# Start of SOURCE MATERIAL
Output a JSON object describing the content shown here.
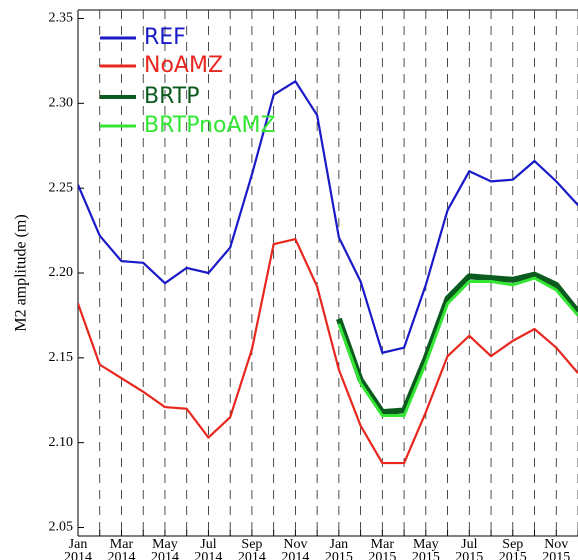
{
  "chart_data": {
    "type": "line",
    "ylabel": "M2 amplitude (m)",
    "categories": [
      "Jan 2014",
      null,
      "Mar 2014",
      null,
      "May 2014",
      null,
      "Jul 2014",
      null,
      "Sep 2014",
      null,
      "Nov 2014",
      null,
      "Jan 2015",
      null,
      "Mar 2015",
      null,
      "May 2015",
      null,
      "Jul 2015",
      null,
      "Sep 2015",
      null,
      "Nov 2015",
      null
    ],
    "series": [
      {
        "name": "REF",
        "color": "#1a1ac8",
        "values": [
          2.252,
          2.222,
          2.207,
          2.206,
          2.194,
          2.203,
          2.2,
          2.215,
          2.258,
          2.305,
          2.313,
          2.293,
          2.221,
          2.195,
          2.153,
          2.156,
          2.193,
          2.237,
          2.26,
          2.254,
          2.255,
          2.266,
          2.254,
          2.24
        ]
      },
      {
        "name": "NoAMZ",
        "color": "#e8281e",
        "values": [
          2.182,
          2.146,
          2.138,
          2.13,
          2.121,
          2.12,
          2.103,
          2.115,
          2.155,
          2.217,
          2.22,
          2.192,
          2.143,
          2.11,
          2.088,
          2.088,
          2.118,
          2.151,
          2.163,
          2.151,
          2.16,
          2.167,
          2.156,
          2.141
        ]
      },
      {
        "name": "BRTP",
        "color": "#0b5a1e",
        "values": [
          null,
          null,
          null,
          null,
          null,
          null,
          null,
          null,
          null,
          null,
          null,
          null,
          2.173,
          2.137,
          2.118,
          2.119,
          2.15,
          2.185,
          2.198,
          2.197,
          2.196,
          2.199,
          2.193,
          2.177
        ]
      },
      {
        "name": "BRTPnoAMZ",
        "color": "#33e633",
        "values": [
          null,
          null,
          null,
          null,
          null,
          null,
          null,
          null,
          null,
          null,
          null,
          null,
          2.17,
          2.135,
          2.116,
          2.116,
          2.147,
          2.182,
          2.195,
          2.195,
          2.193,
          2.197,
          2.19,
          2.175
        ]
      }
    ],
    "ylim": [
      2.045,
      2.355
    ],
    "yticks": [
      2.05,
      {
        "value": 2.1,
        "label": "2.10"
      },
      2.15,
      {
        "value": 2.2,
        "label": "2.20"
      },
      2.25,
      {
        "value": 2.3,
        "label": "2.30"
      },
      2.35
    ],
    "grid": true,
    "legend": "upper-left"
  }
}
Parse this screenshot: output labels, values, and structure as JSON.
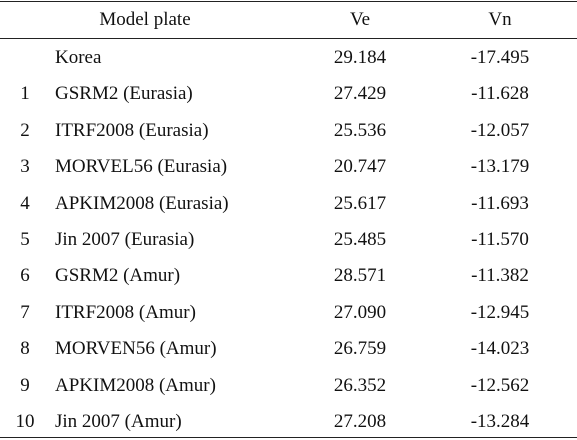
{
  "table": {
    "columns": [
      "Model plate",
      "Ve",
      "Vn"
    ],
    "rows": [
      {
        "name": "Korea",
        "ve": "29.184",
        "vn": "-17.495"
      },
      {
        "no": "1",
        "name": "GSRM2 (Eurasia)",
        "ve": "27.429",
        "vn": "-11.628"
      },
      {
        "no": "2",
        "name": "ITRF2008 (Eurasia)",
        "ve": "25.536",
        "vn": "-12.057"
      },
      {
        "no": "3",
        "name": "MORVEL56 (Eurasia)",
        "ve": "20.747",
        "vn": "-13.179"
      },
      {
        "no": "4",
        "name": "APKIM2008 (Eurasia)",
        "ve": "25.617",
        "vn": "-11.693"
      },
      {
        "no": "5",
        "name": "Jin 2007 (Eurasia)",
        "ve": "25.485",
        "vn": "-11.570"
      },
      {
        "no": "6",
        "name": "GSRM2 (Amur)",
        "ve": "28.571",
        "vn": "-11.382"
      },
      {
        "no": "7",
        "name": "ITRF2008 (Amur)",
        "ve": "27.090",
        "vn": "-12.945"
      },
      {
        "no": "8",
        "name": "MORVEN56 (Amur)",
        "ve": "26.759",
        "vn": "-14.023"
      },
      {
        "no": "9",
        "name": "APKIM2008 (Amur)",
        "ve": "26.352",
        "vn": "-12.562"
      },
      {
        "no": "10",
        "name": "Jin 2007 (Amur)",
        "ve": "27.208",
        "vn": "-13.284"
      }
    ]
  }
}
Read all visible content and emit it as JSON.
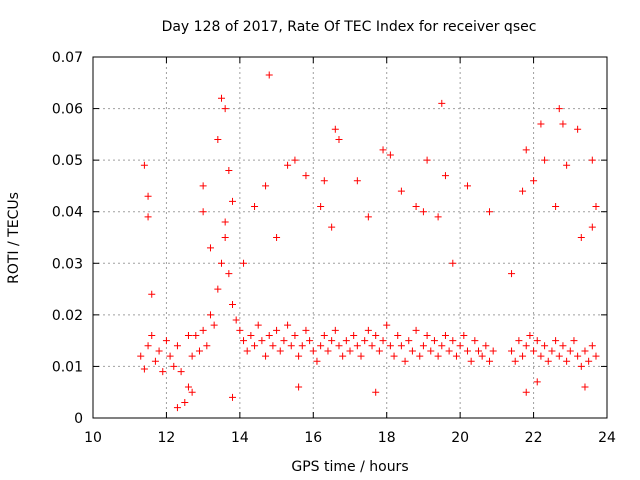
{
  "chart_data": {
    "type": "scatter",
    "title": "Day 128 of 2017, Rate Of TEC Index for receiver qsec",
    "xlabel": "GPS time / hours",
    "ylabel": "ROTI / TECUs",
    "xlim": [
      10,
      24
    ],
    "ylim": [
      0,
      0.07
    ],
    "x_ticks": [
      "10",
      "12",
      "14",
      "16",
      "18",
      "20",
      "22",
      "24"
    ],
    "y_ticks": [
      "0",
      "0.01",
      "0.02",
      "0.03",
      "0.04",
      "0.05",
      "0.06",
      "0.07"
    ],
    "grid": true,
    "marker": "+",
    "color": "#ff0000",
    "series": [
      {
        "points": [
          [
            11.3,
            0.012
          ],
          [
            11.4,
            0.0095
          ],
          [
            11.5,
            0.014
          ],
          [
            11.6,
            0.016
          ],
          [
            11.7,
            0.011
          ],
          [
            11.8,
            0.013
          ],
          [
            11.9,
            0.009
          ],
          [
            12.0,
            0.015
          ],
          [
            12.1,
            0.012
          ],
          [
            12.2,
            0.01
          ],
          [
            12.3,
            0.014
          ],
          [
            12.4,
            0.009
          ],
          [
            12.5,
            0.003
          ],
          [
            12.6,
            0.006
          ],
          [
            12.7,
            0.012
          ],
          [
            12.8,
            0.016
          ],
          [
            12.9,
            0.013
          ],
          [
            13.0,
            0.017
          ],
          [
            13.1,
            0.014
          ],
          [
            13.2,
            0.02
          ],
          [
            13.3,
            0.018
          ],
          [
            13.4,
            0.025
          ],
          [
            13.5,
            0.03
          ],
          [
            13.6,
            0.035
          ],
          [
            13.7,
            0.028
          ],
          [
            13.8,
            0.022
          ],
          [
            13.9,
            0.019
          ],
          [
            14.0,
            0.017
          ],
          [
            14.1,
            0.015
          ],
          [
            14.2,
            0.013
          ],
          [
            14.3,
            0.016
          ],
          [
            14.4,
            0.014
          ],
          [
            14.5,
            0.018
          ],
          [
            14.6,
            0.015
          ],
          [
            14.7,
            0.012
          ],
          [
            14.8,
            0.016
          ],
          [
            14.9,
            0.014
          ],
          [
            15.0,
            0.017
          ],
          [
            15.1,
            0.013
          ],
          [
            15.2,
            0.015
          ],
          [
            15.3,
            0.018
          ],
          [
            15.4,
            0.014
          ],
          [
            15.5,
            0.016
          ],
          [
            15.6,
            0.012
          ],
          [
            15.7,
            0.014
          ],
          [
            15.8,
            0.017
          ],
          [
            15.9,
            0.015
          ],
          [
            16.0,
            0.013
          ],
          [
            16.1,
            0.011
          ],
          [
            16.2,
            0.014
          ],
          [
            16.3,
            0.016
          ],
          [
            16.4,
            0.013
          ],
          [
            16.5,
            0.015
          ],
          [
            16.6,
            0.017
          ],
          [
            16.7,
            0.014
          ],
          [
            16.8,
            0.012
          ],
          [
            16.9,
            0.015
          ],
          [
            17.0,
            0.013
          ],
          [
            17.1,
            0.016
          ],
          [
            17.2,
            0.014
          ],
          [
            17.3,
            0.012
          ],
          [
            17.4,
            0.015
          ],
          [
            17.5,
            0.017
          ],
          [
            17.6,
            0.014
          ],
          [
            17.7,
            0.016
          ],
          [
            17.8,
            0.013
          ],
          [
            17.9,
            0.015
          ],
          [
            18.0,
            0.018
          ],
          [
            18.1,
            0.014
          ],
          [
            18.2,
            0.012
          ],
          [
            18.3,
            0.016
          ],
          [
            18.4,
            0.014
          ],
          [
            18.5,
            0.011
          ],
          [
            18.6,
            0.015
          ],
          [
            18.7,
            0.013
          ],
          [
            18.8,
            0.017
          ],
          [
            18.9,
            0.012
          ],
          [
            19.0,
            0.014
          ],
          [
            19.1,
            0.016
          ],
          [
            19.2,
            0.013
          ],
          [
            19.3,
            0.015
          ],
          [
            19.4,
            0.012
          ],
          [
            19.5,
            0.014
          ],
          [
            19.6,
            0.016
          ],
          [
            19.7,
            0.013
          ],
          [
            19.8,
            0.015
          ],
          [
            19.9,
            0.012
          ],
          [
            20.0,
            0.014
          ],
          [
            20.1,
            0.016
          ],
          [
            20.2,
            0.013
          ],
          [
            20.3,
            0.011
          ],
          [
            20.4,
            0.015
          ],
          [
            20.5,
            0.013
          ],
          [
            20.6,
            0.012
          ],
          [
            20.7,
            0.014
          ],
          [
            20.8,
            0.011
          ],
          [
            20.9,
            0.013
          ],
          [
            21.4,
            0.013
          ],
          [
            21.5,
            0.011
          ],
          [
            21.6,
            0.015
          ],
          [
            21.7,
            0.012
          ],
          [
            21.8,
            0.014
          ],
          [
            21.9,
            0.016
          ],
          [
            22.0,
            0.013
          ],
          [
            22.1,
            0.015
          ],
          [
            22.2,
            0.012
          ],
          [
            22.3,
            0.014
          ],
          [
            22.4,
            0.011
          ],
          [
            22.5,
            0.013
          ],
          [
            22.6,
            0.015
          ],
          [
            22.7,
            0.012
          ],
          [
            22.8,
            0.014
          ],
          [
            22.9,
            0.011
          ],
          [
            23.0,
            0.013
          ],
          [
            23.1,
            0.015
          ],
          [
            23.2,
            0.012
          ],
          [
            23.3,
            0.01
          ],
          [
            23.4,
            0.013
          ],
          [
            23.5,
            0.011
          ],
          [
            23.6,
            0.014
          ],
          [
            23.7,
            0.012
          ],
          [
            11.4,
            0.049
          ],
          [
            11.5,
            0.043
          ],
          [
            11.5,
            0.039
          ],
          [
            11.6,
            0.024
          ],
          [
            12.6,
            0.016
          ],
          [
            13.0,
            0.04
          ],
          [
            13.0,
            0.045
          ],
          [
            13.2,
            0.033
          ],
          [
            13.4,
            0.054
          ],
          [
            13.5,
            0.062
          ],
          [
            13.6,
            0.06
          ],
          [
            13.7,
            0.048
          ],
          [
            13.8,
            0.042
          ],
          [
            13.6,
            0.038
          ],
          [
            14.1,
            0.03
          ],
          [
            14.4,
            0.041
          ],
          [
            14.8,
            0.0665
          ],
          [
            14.7,
            0.045
          ],
          [
            15.0,
            0.035
          ],
          [
            15.3,
            0.049
          ],
          [
            15.5,
            0.05
          ],
          [
            15.8,
            0.047
          ],
          [
            16.2,
            0.041
          ],
          [
            16.3,
            0.046
          ],
          [
            16.5,
            0.037
          ],
          [
            16.6,
            0.056
          ],
          [
            16.7,
            0.054
          ],
          [
            17.2,
            0.046
          ],
          [
            17.5,
            0.039
          ],
          [
            17.9,
            0.052
          ],
          [
            18.1,
            0.051
          ],
          [
            18.4,
            0.044
          ],
          [
            18.8,
            0.041
          ],
          [
            19.0,
            0.04
          ],
          [
            19.1,
            0.05
          ],
          [
            19.4,
            0.039
          ],
          [
            19.5,
            0.061
          ],
          [
            19.6,
            0.047
          ],
          [
            19.8,
            0.03
          ],
          [
            20.2,
            0.045
          ],
          [
            20.8,
            0.04
          ],
          [
            21.4,
            0.028
          ],
          [
            21.7,
            0.044
          ],
          [
            21.8,
            0.052
          ],
          [
            22.0,
            0.046
          ],
          [
            22.2,
            0.057
          ],
          [
            22.3,
            0.05
          ],
          [
            22.6,
            0.041
          ],
          [
            22.7,
            0.06
          ],
          [
            22.8,
            0.057
          ],
          [
            22.9,
            0.049
          ],
          [
            23.2,
            0.056
          ],
          [
            23.3,
            0.035
          ],
          [
            23.6,
            0.05
          ],
          [
            23.7,
            0.041
          ],
          [
            23.6,
            0.037
          ],
          [
            12.3,
            0.002
          ],
          [
            12.7,
            0.005
          ],
          [
            13.8,
            0.004
          ],
          [
            15.6,
            0.006
          ],
          [
            17.7,
            0.005
          ],
          [
            21.8,
            0.005
          ],
          [
            22.1,
            0.007
          ],
          [
            23.4,
            0.006
          ]
        ]
      }
    ]
  }
}
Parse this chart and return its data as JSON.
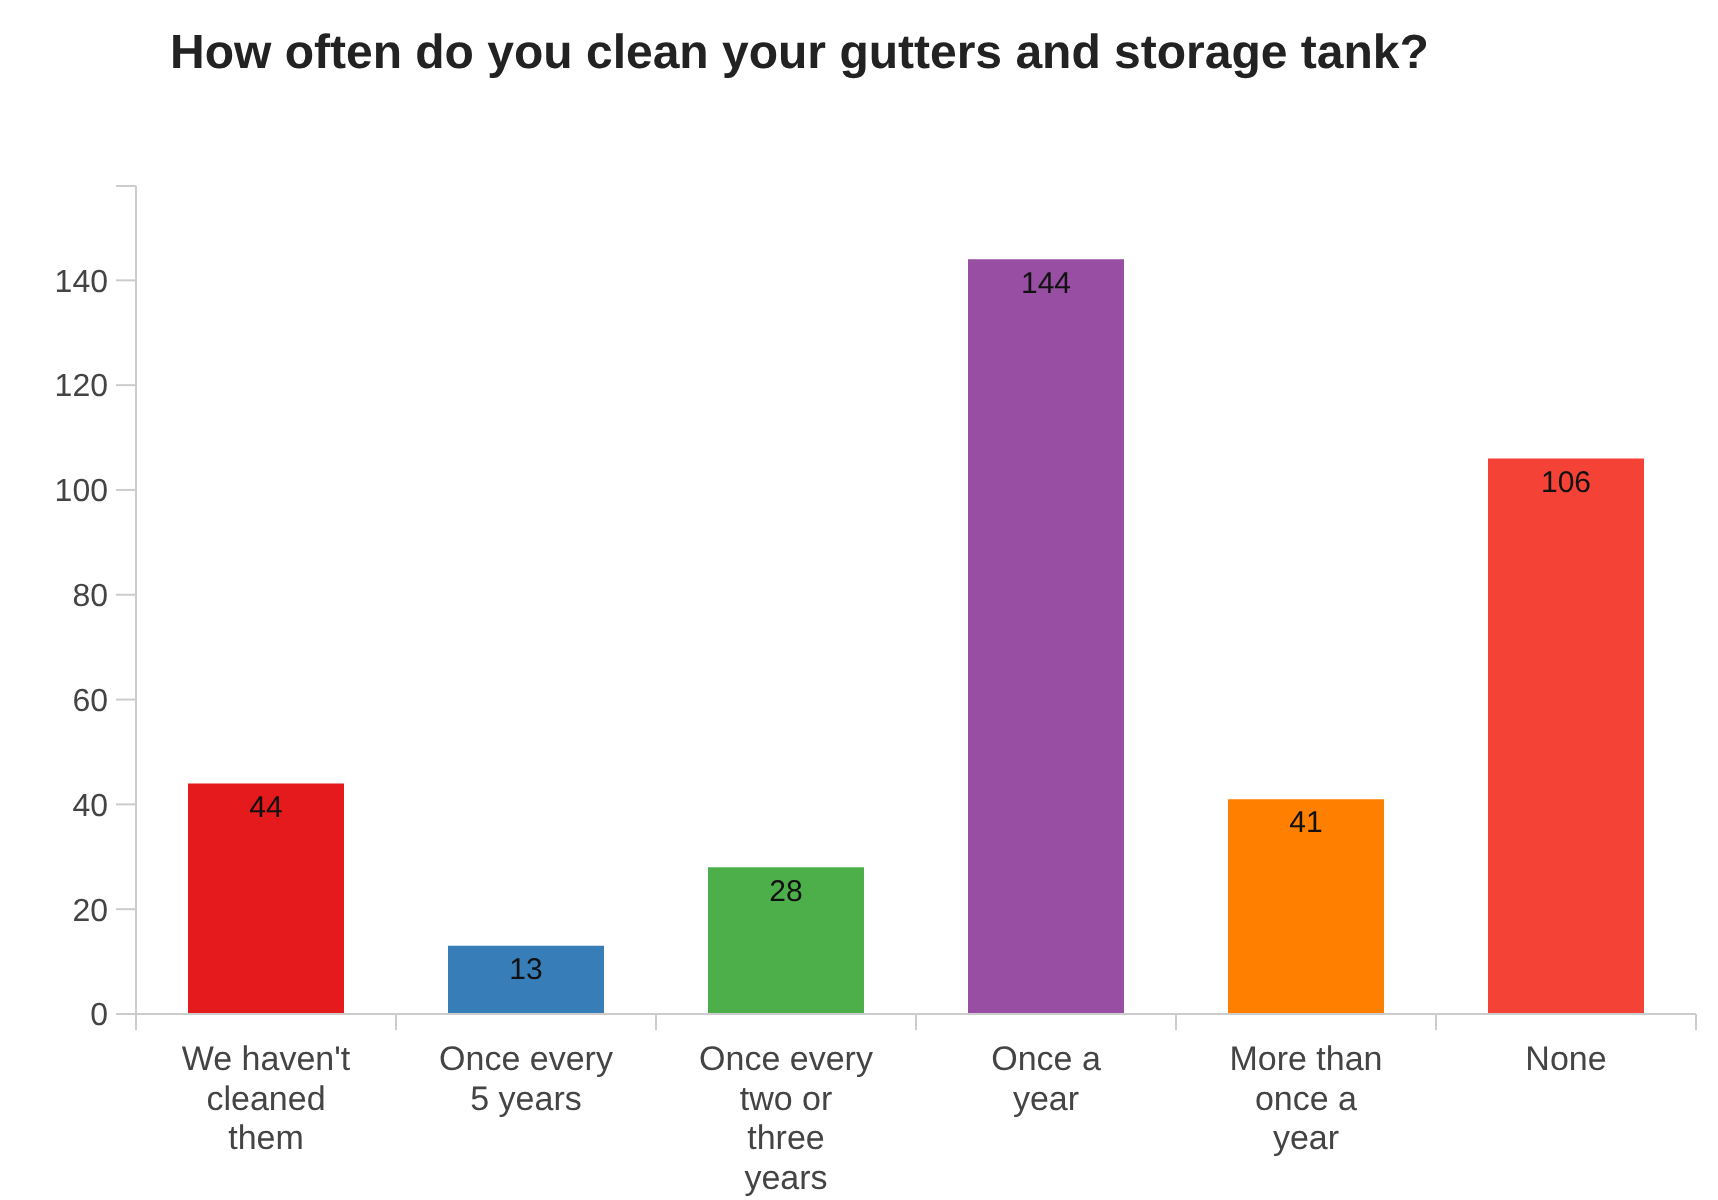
{
  "chart_data": {
    "type": "bar",
    "title": "How often do you clean your gutters and storage tank?",
    "categories": [
      "We haven't cleaned them",
      "Once every 5 years",
      "Once every two or three years",
      "Once a year",
      "More than once a year",
      "None"
    ],
    "values": [
      44,
      13,
      28,
      144,
      41,
      106
    ],
    "colors": [
      "#e41a1c",
      "#377eb8",
      "#4daf4a",
      "#984ea3",
      "#ff7f00",
      "#f44336"
    ],
    "ylim": [
      0,
      158
    ],
    "yticks": [
      0,
      20,
      40,
      60,
      80,
      100,
      120,
      140,
      {
        "value": 158,
        "label": null
      }
    ],
    "data_labels": true
  }
}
# End of SOURCE MATERIAL
WRITTEN EXERCISE. In the records above, how many lines contain the string "ylabel"? State that number only.

REPLY. 2